(Instructions for the task)
The records below must be copied in full; omit the images.

(Task input)
* begin *

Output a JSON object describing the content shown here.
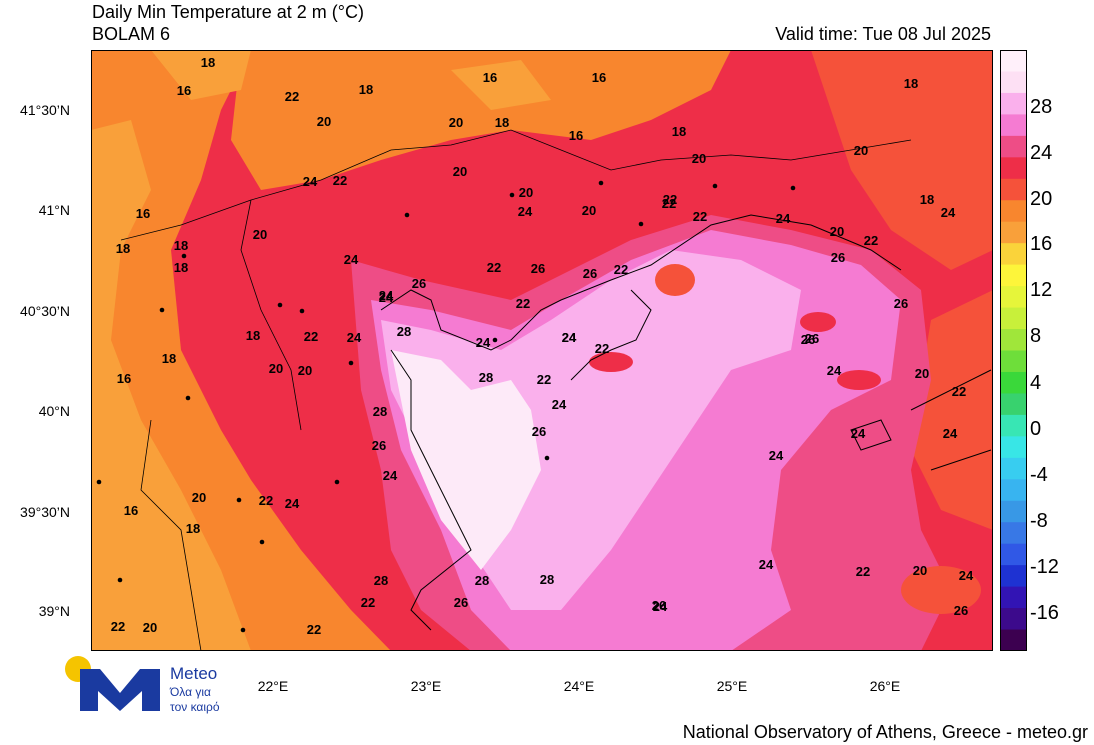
{
  "header": {
    "title": "Daily Min Temperature at 2 m (°C)",
    "model": "BOLAM 6",
    "valid_time": "Valid time: Tue 08 Jul 2025"
  },
  "map": {
    "lat_labels": [
      "41°30’N",
      "41°N",
      "40°30’N",
      "40°N",
      "39°30’N",
      "39°N"
    ],
    "lon_labels": [
      "22°E",
      "23°E",
      "24°E",
      "25°E",
      "26°E"
    ],
    "colors": {
      "c16": "#f9a03a",
      "c18": "#f8862e",
      "c20": "#f5523a",
      "c22": "#ee2e48",
      "c24": "#ee4d86",
      "c26": "#f57bd2",
      "c28": "#fab0ec",
      "c30": "#fdeaf8",
      "coast": "#000000"
    },
    "contour_labels": [
      "18",
      "16",
      "22",
      "18",
      "16",
      "16",
      "20",
      "20",
      "18",
      "16",
      "18",
      "20",
      "20",
      "18",
      "22",
      "24",
      "20",
      "20",
      "22",
      "22",
      "24",
      "16",
      "20",
      "20",
      "22",
      "18",
      "24",
      "24",
      "20",
      "22",
      "18",
      "24",
      "26",
      "26",
      "22",
      "18",
      "24",
      "18",
      "26",
      "22",
      "26",
      "28",
      "22",
      "24",
      "24",
      "24",
      "22",
      "26",
      "24",
      "26",
      "18",
      "20",
      "18",
      "20",
      "26",
      "22",
      "28",
      "24",
      "28",
      "26",
      "24",
      "22",
      "24",
      "20",
      "16",
      "22",
      "24",
      "24",
      "24",
      "18",
      "22",
      "24",
      "26",
      "28",
      "28",
      "28",
      "24",
      "26",
      "26",
      "16",
      "24",
      "20",
      "24",
      "22",
      "20",
      "24",
      "26",
      "22",
      "22",
      "20",
      "22"
    ]
  },
  "colorbar": {
    "labels": [
      "28",
      "24",
      "20",
      "16",
      "12",
      "8",
      "4",
      "0",
      "-4",
      "-8",
      "-12",
      "-16"
    ],
    "colors": [
      "#fff0fa",
      "#fde0f4",
      "#fab0ec",
      "#f57bd2",
      "#ee4d86",
      "#ee2e48",
      "#f5523a",
      "#f8862e",
      "#f9a03a",
      "#fad33a",
      "#fdf53a",
      "#e6f53a",
      "#c8f03a",
      "#a0e63a",
      "#6ede3a",
      "#3ad83a",
      "#38d26e",
      "#38e6b4",
      "#38e6e6",
      "#38cdf0",
      "#38b4f0",
      "#3898e6",
      "#3878e6",
      "#3058e6",
      "#1e32d2",
      "#3214b4",
      "#3c0a8c",
      "#3c0050"
    ]
  },
  "branding": {
    "logo_text": "Meteo",
    "logo_sub1": "Όλα για",
    "logo_sub2": "τον καιρό",
    "credit": "National Observatory of Athens, Greece - meteo.gr"
  }
}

* end *

(Completed task)
Output a JSON object describing the content shown here.
{
  "header": {
    "title": "Daily Min Temperature at 2 m (°C)",
    "model": "BOLAM 6",
    "valid_time": "Valid time: Tue 08 Jul 2025"
  },
  "map": {
    "lat_labels": [
      "41°30’N",
      "41°N",
      "40°30’N",
      "40°N",
      "39°30’N",
      "39°N"
    ],
    "lon_labels": [
      "22°E",
      "23°E",
      "24°E",
      "25°E",
      "26°E"
    ],
    "colors": {
      "c16": "#f9a03a",
      "c18": "#f8862e",
      "c20": "#f5523a",
      "c22": "#ee2e48",
      "c24": "#ee4d86",
      "c26": "#f57bd2",
      "c28": "#fab0ec",
      "c30": "#fdeaf8",
      "coast": "#000000"
    },
    "contour_labels": [
      "18",
      "16",
      "22",
      "18",
      "16",
      "16",
      "20",
      "20",
      "18",
      "16",
      "18",
      "20",
      "20",
      "18",
      "22",
      "24",
      "20",
      "20",
      "22",
      "22",
      "24",
      "16",
      "20",
      "20",
      "22",
      "18",
      "24",
      "24",
      "20",
      "22",
      "18",
      "24",
      "26",
      "26",
      "22",
      "18",
      "24",
      "18",
      "26",
      "22",
      "26",
      "28",
      "22",
      "24",
      "24",
      "24",
      "22",
      "26",
      "24",
      "26",
      "18",
      "20",
      "18",
      "20",
      "26",
      "22",
      "28",
      "24",
      "28",
      "26",
      "24",
      "22",
      "24",
      "20",
      "16",
      "22",
      "24",
      "24",
      "24",
      "18",
      "22",
      "24",
      "26",
      "28",
      "28",
      "28",
      "24",
      "26",
      "26",
      "16",
      "24",
      "20",
      "24",
      "22",
      "20",
      "24",
      "26",
      "22",
      "22",
      "20",
      "22"
    ]
  },
  "colorbar": {
    "labels": [
      "28",
      "24",
      "20",
      "16",
      "12",
      "8",
      "4",
      "0",
      "-4",
      "-8",
      "-12",
      "-16"
    ],
    "colors": [
      "#fff0fa",
      "#fde0f4",
      "#fab0ec",
      "#f57bd2",
      "#ee4d86",
      "#ee2e48",
      "#f5523a",
      "#f8862e",
      "#f9a03a",
      "#fad33a",
      "#fdf53a",
      "#e6f53a",
      "#c8f03a",
      "#a0e63a",
      "#6ede3a",
      "#3ad83a",
      "#38d26e",
      "#38e6b4",
      "#38e6e6",
      "#38cdf0",
      "#38b4f0",
      "#3898e6",
      "#3878e6",
      "#3058e6",
      "#1e32d2",
      "#3214b4",
      "#3c0a8c",
      "#3c0050"
    ]
  },
  "branding": {
    "logo_text": "Meteo",
    "logo_sub1": "Όλα για",
    "logo_sub2": "τον καιρό",
    "credit": "National Observatory of Athens, Greece - meteo.gr"
  }
}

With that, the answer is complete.